Data items:
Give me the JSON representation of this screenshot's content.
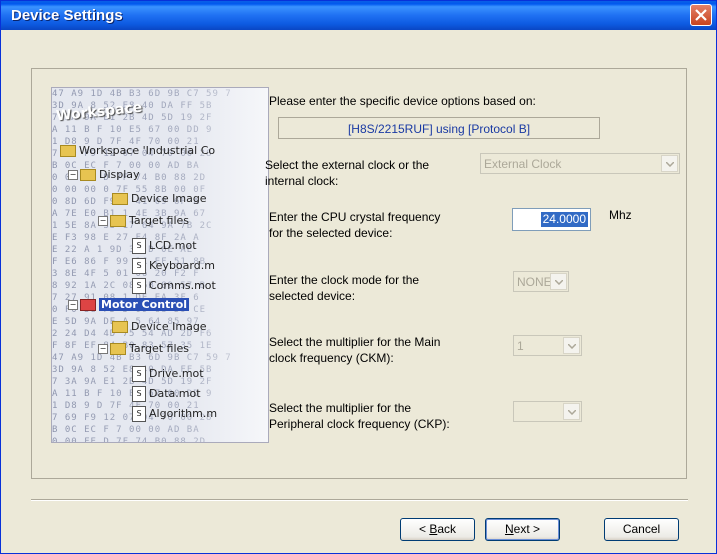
{
  "window": {
    "title": "Device Settings"
  },
  "illustration": {
    "workspace_label": "Workspace",
    "hex_rows": [
      "47 A9 1D 4B B3 6D 9B C7 59 7",
      "3D 9A 8 52 E8 40 DA FF 5B",
      "7 3A 9A E1 2B 4D 5D 19 2F",
      "A 11 B F 10 E5 67 00 DD 9",
      "1 D8 9 D 7F 4F 70 00 21",
      "7 69 F9 12 07 04 70 00 28",
      "B 0C EC F 7 00 00 AD BA",
      "0 00 FE D 7F 74 B0 88 2D",
      "0 00 00 0 7F 55 8B 00 0F",
      "0 8D 6D F9 9 41 09 6F A",
      "A 7E E0 B1 1 4E 3B 9A 67",
      "1 5E 8A 33 17 64 9A 7B 2C",
      "E F3 98 E 27 F4 8F 2A A",
      "E 22 A 1 9D 35 D 0E AE",
      "F E6 86 F 99 3C EF 51 8B",
      "3 8E 4F 5 01 06 20 F2 F",
      "8 92 1A 2C 08 6B 89 57 B",
      "7 27 91 08 1 DE EA 3F 6",
      "0 F0 58 FD 5 09 68 D9 CE",
      "E 5D 9A DE A 5 64 85 97",
      "2 24 D4 4D 75 54 AD 2D F6",
      "F 8F EF 84 B0 83 57 35 1E"
    ],
    "tree": {
      "workspace": "Workspace 'Industrial Co",
      "display": "Display",
      "device_image_1": "Device Image",
      "target_files_1": "Target files",
      "lcd": "LCD.mot",
      "keyboard": "Keyboard.m",
      "comms": "Comms.mot",
      "motor_control": "Motor Control",
      "device_image_2": "Device Image",
      "target_files_2": "Target files",
      "drive": "Drive.mot",
      "data": "Data.mot",
      "algorithm": "Algorithm.m"
    }
  },
  "intro": "Please enter the specific device options based on:",
  "device_info": "[H8S/2215RUF]  using  [Protocol B]",
  "clock_source": {
    "label_line1": "Select the external clock or the",
    "label_line2": "internal clock:",
    "value": "External Clock"
  },
  "cpu_freq": {
    "label_line1": "Enter the CPU crystal frequency",
    "label_line2": "for the selected device:",
    "value": "24.0000",
    "unit": "Mhz"
  },
  "clock_mode": {
    "label_line1": "Enter the clock mode for the",
    "label_line2": "selected device:",
    "value": "NONE"
  },
  "ckm": {
    "label_line1": "Select the multiplier for the Main",
    "label_line2": "clock frequency (CKM):",
    "value": "1"
  },
  "ckp": {
    "label_line1": "Select the multiplier for the",
    "label_line2": "Peripheral clock frequency (CKP):",
    "value": ""
  },
  "buttons": {
    "back_prefix": "< ",
    "back_key": "B",
    "back_rest": "ack",
    "next_key": "N",
    "next_rest": "ext >",
    "cancel": "Cancel"
  },
  "colors": {
    "title_bar": "#0058ee",
    "close": "#c8431f",
    "dialog_bg": "#ece9d8",
    "selection": "#316ac5",
    "device_info_text": "#1a3aa3"
  }
}
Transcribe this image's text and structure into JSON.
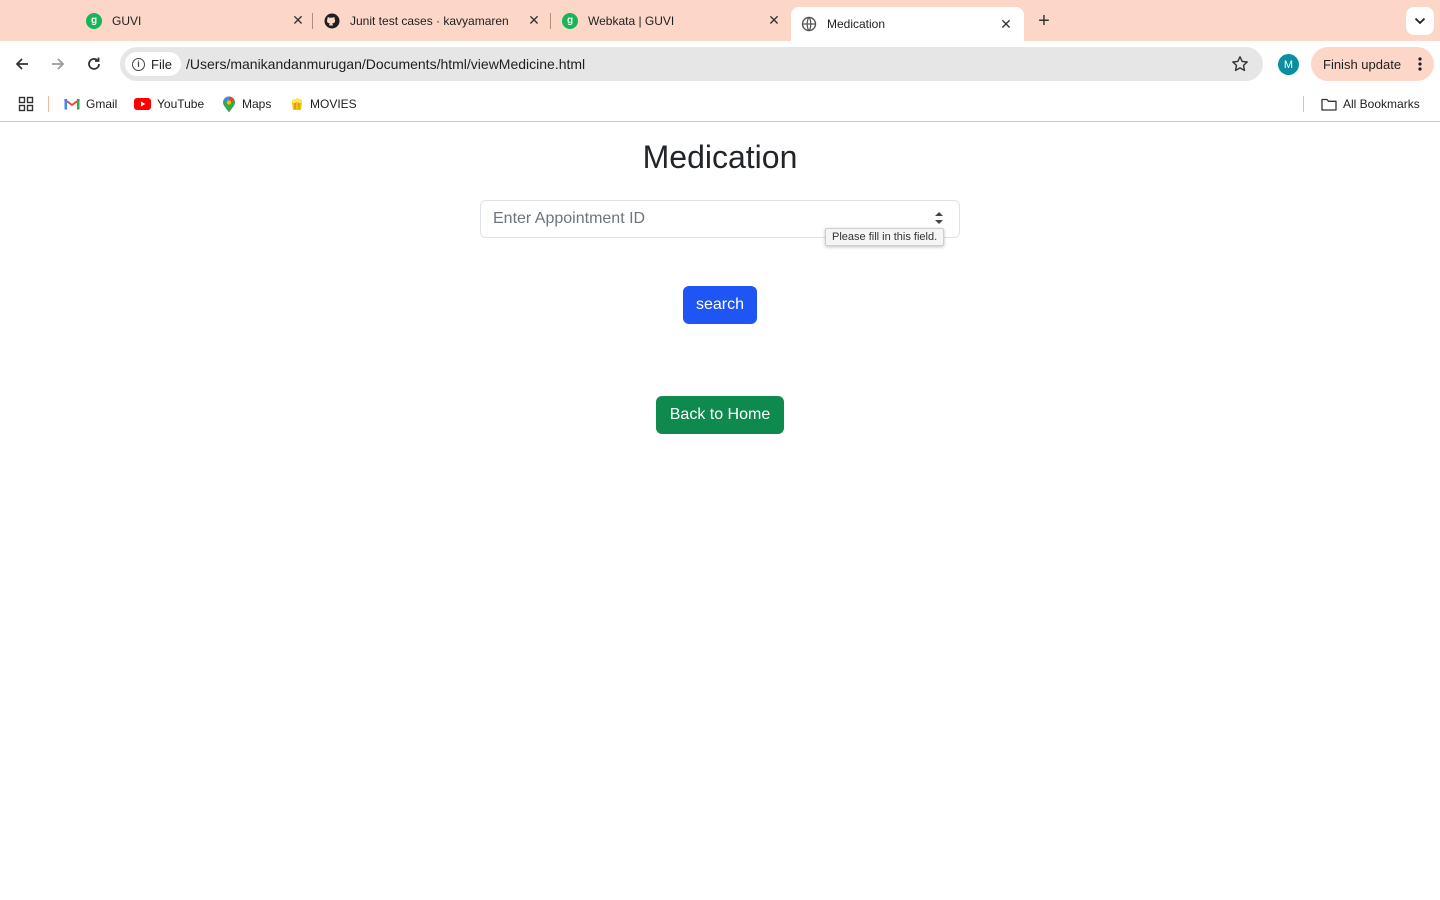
{
  "browser": {
    "tabs": [
      {
        "title": "GUVI",
        "favicon": "guvi-icon",
        "active": false
      },
      {
        "title": "Junit test cases · kavyamaren",
        "favicon": "github-icon",
        "active": false
      },
      {
        "title": "Webkata | GUVI",
        "favicon": "guvi-icon",
        "active": false
      },
      {
        "title": "Medication",
        "favicon": "globe-icon",
        "active": true
      }
    ],
    "guvi_favicon_letter": "g",
    "chip_label": "File",
    "url": "/Users/manikandanmurugan/Documents/html/viewMedicine.html",
    "profile_initial": "M",
    "update_button": "Finish update",
    "bookmarks": [
      {
        "label": "Gmail",
        "icon": "gmail-icon"
      },
      {
        "label": "YouTube",
        "icon": "youtube-icon"
      },
      {
        "label": "Maps",
        "icon": "maps-icon"
      },
      {
        "label": "MOVIES",
        "icon": "movies-icon"
      }
    ],
    "all_bookmarks": "All Bookmarks",
    "colors": {
      "tabstrip": "#fcd7c7",
      "omnibox": "#e6e6e6"
    }
  },
  "page": {
    "title": "Medication",
    "appointment_input": {
      "placeholder": "Enter Appointment ID",
      "value": ""
    },
    "validation_tooltip": "Please fill in this field.",
    "search_button": "search",
    "back_button": "Back to Home",
    "colors": {
      "search_button": "#1f55f5",
      "back_button": "#0f8a4e"
    }
  }
}
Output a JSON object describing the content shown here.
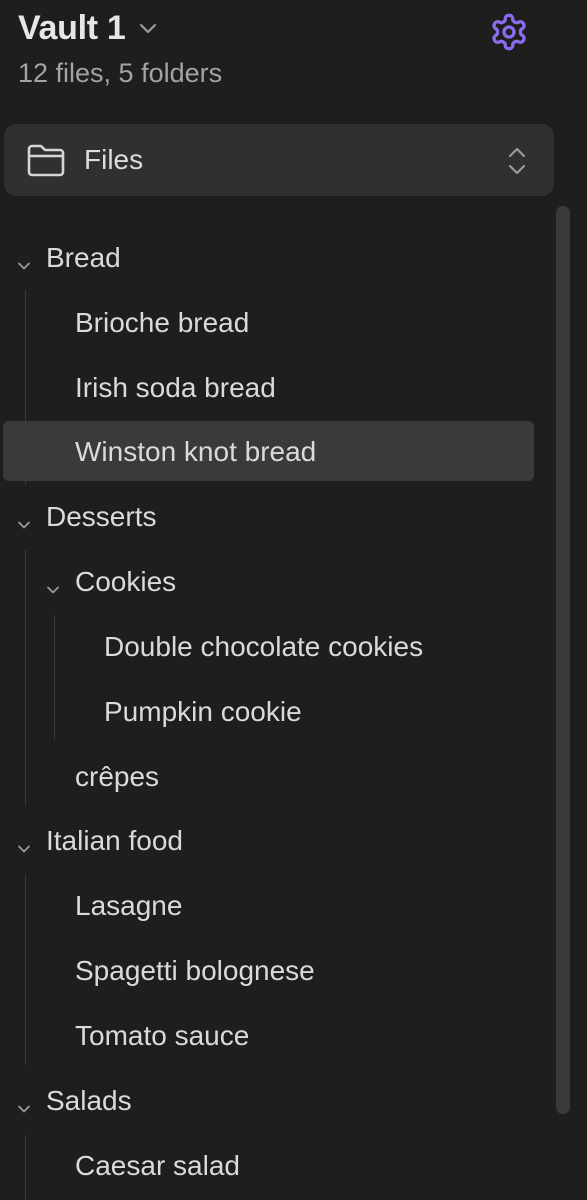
{
  "vault": {
    "name": "Vault 1",
    "stats": "12 files, 5 folders"
  },
  "view_selector": {
    "label": "Files"
  },
  "tree": {
    "bread": {
      "label": "Bread",
      "items": [
        "Brioche bread",
        "Irish soda bread",
        "Winston knot bread"
      ]
    },
    "desserts": {
      "label": "Desserts",
      "cookies": {
        "label": "Cookies",
        "items": [
          "Double chocolate cookies",
          "Pumpkin cookie"
        ]
      },
      "items": [
        "crêpes"
      ]
    },
    "italian": {
      "label": "Italian food",
      "items": [
        "Lasagne",
        "Spagetti bolognese",
        "Tomato sauce"
      ]
    },
    "salads": {
      "label": "Salads",
      "items": [
        "Caesar salad"
      ]
    }
  },
  "selected_item": "Winston knot bread",
  "icons": {
    "vault_chevron": "chevron-down-icon",
    "settings": "gear-icon",
    "view_folder": "folder-icon",
    "view_updown": "chevron-up-down-icon",
    "folder_caret": "chevron-down-icon"
  },
  "colors": {
    "background": "#1e1e1e",
    "accent": "#8b6cef",
    "selected_row": "#3a3a3a",
    "selector_bg": "#303030"
  }
}
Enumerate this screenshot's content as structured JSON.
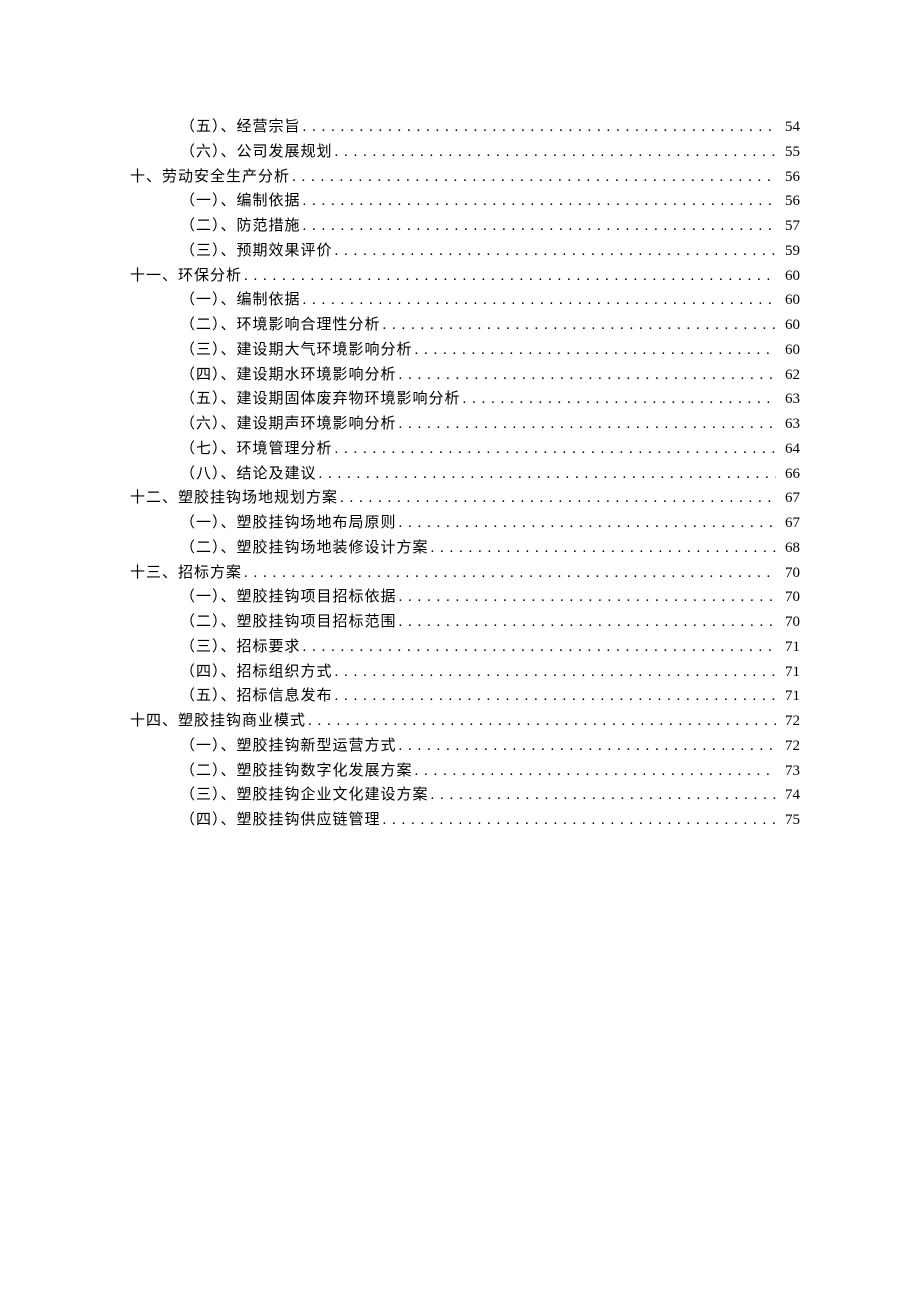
{
  "toc": [
    {
      "level": "sub",
      "label": "（五）、经营宗旨",
      "page": "54"
    },
    {
      "level": "sub",
      "label": "（六）、公司发展规划",
      "page": "55"
    },
    {
      "level": "section",
      "label": "十、劳动安全生产分析",
      "page": "56"
    },
    {
      "level": "sub",
      "label": "（一）、编制依据",
      "page": "56"
    },
    {
      "level": "sub",
      "label": "（二）、防范措施",
      "page": "57"
    },
    {
      "level": "sub",
      "label": "（三）、预期效果评价",
      "page": "59"
    },
    {
      "level": "section",
      "label": "十一、环保分析",
      "page": "60"
    },
    {
      "level": "sub",
      "label": "（一）、编制依据",
      "page": "60"
    },
    {
      "level": "sub",
      "label": "（二）、环境影响合理性分析",
      "page": "60"
    },
    {
      "level": "sub",
      "label": "（三）、建设期大气环境影响分析",
      "page": "60"
    },
    {
      "level": "sub",
      "label": "（四）、建设期水环境影响分析",
      "page": "62"
    },
    {
      "level": "sub",
      "label": "（五）、建设期固体废弃物环境影响分析",
      "page": "63"
    },
    {
      "level": "sub",
      "label": "（六）、建设期声环境影响分析",
      "page": "63"
    },
    {
      "level": "sub",
      "label": "（七）、环境管理分析",
      "page": "64"
    },
    {
      "level": "sub",
      "label": "（八）、结论及建议",
      "page": "66"
    },
    {
      "level": "section",
      "label": "十二、塑胶挂钩场地规划方案",
      "page": "67"
    },
    {
      "level": "sub",
      "label": "（一）、塑胶挂钩场地布局原则",
      "page": "67"
    },
    {
      "level": "sub",
      "label": "（二）、塑胶挂钩场地装修设计方案",
      "page": "68"
    },
    {
      "level": "section",
      "label": "十三、招标方案",
      "page": "70"
    },
    {
      "level": "sub",
      "label": "（一）、塑胶挂钩项目招标依据",
      "page": "70"
    },
    {
      "level": "sub",
      "label": "（二）、塑胶挂钩项目招标范围",
      "page": "70"
    },
    {
      "level": "sub",
      "label": "（三）、招标要求",
      "page": "71"
    },
    {
      "level": "sub",
      "label": "（四）、招标组织方式",
      "page": "71"
    },
    {
      "level": "sub",
      "label": "（五）、招标信息发布",
      "page": "71"
    },
    {
      "level": "section",
      "label": "十四、塑胶挂钩商业模式",
      "page": "72"
    },
    {
      "level": "sub",
      "label": "（一）、塑胶挂钩新型运营方式",
      "page": "72"
    },
    {
      "level": "sub",
      "label": "（二）、塑胶挂钩数字化发展方案",
      "page": "73"
    },
    {
      "level": "sub",
      "label": "（三）、塑胶挂钩企业文化建设方案",
      "page": "74"
    },
    {
      "level": "sub",
      "label": "（四）、塑胶挂钩供应链管理",
      "page": "75"
    }
  ]
}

* Task goal
Copy out each line in the preceding records that contains "multiplier".

* Solution below
    "label_line1": "Select the multiplier for the Main",
    "label_line1": "Select the multiplier for the",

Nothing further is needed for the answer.